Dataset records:
_ _ _ _

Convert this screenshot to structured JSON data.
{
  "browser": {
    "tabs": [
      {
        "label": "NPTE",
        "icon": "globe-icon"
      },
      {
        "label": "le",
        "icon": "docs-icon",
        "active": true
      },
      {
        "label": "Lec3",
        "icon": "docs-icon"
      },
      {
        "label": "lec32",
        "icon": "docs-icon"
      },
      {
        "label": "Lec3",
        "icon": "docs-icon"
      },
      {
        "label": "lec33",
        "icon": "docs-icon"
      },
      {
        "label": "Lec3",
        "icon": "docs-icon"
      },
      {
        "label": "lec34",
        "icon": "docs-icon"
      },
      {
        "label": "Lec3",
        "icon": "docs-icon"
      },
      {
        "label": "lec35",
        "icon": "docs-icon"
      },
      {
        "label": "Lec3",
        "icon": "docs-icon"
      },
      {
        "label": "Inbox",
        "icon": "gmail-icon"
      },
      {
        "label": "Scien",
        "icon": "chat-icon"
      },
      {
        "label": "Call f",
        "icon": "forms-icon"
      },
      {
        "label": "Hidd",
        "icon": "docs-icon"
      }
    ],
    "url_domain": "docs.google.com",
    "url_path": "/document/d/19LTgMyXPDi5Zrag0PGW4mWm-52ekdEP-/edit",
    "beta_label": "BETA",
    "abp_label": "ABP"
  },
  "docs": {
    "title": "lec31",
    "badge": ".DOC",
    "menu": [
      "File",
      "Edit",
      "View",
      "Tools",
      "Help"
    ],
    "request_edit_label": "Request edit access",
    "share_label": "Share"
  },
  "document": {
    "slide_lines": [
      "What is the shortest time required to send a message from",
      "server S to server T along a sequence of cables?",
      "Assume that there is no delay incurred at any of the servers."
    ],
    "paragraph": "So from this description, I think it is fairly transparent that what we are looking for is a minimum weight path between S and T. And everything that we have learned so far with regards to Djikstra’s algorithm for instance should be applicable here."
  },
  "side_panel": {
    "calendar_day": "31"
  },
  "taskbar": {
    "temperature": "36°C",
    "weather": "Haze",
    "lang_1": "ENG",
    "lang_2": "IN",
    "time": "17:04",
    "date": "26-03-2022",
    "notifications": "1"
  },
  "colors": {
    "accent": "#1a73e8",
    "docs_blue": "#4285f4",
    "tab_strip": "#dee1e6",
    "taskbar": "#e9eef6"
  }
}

_ _ _ _

**PROBLEM DESCRIPTION**: Using the records above, pull out each line where the word "that" occurs.

**SOLUTION**:
      "Assume that there is no delay incurred at any of the servers."
    "paragraph": "So from this description, I think it is fairly transparent that what we are looking for is a minimum weight path between S and T. And everything that we have learned so far with regards to Djikstra’s algorithm for instance should be applicable here."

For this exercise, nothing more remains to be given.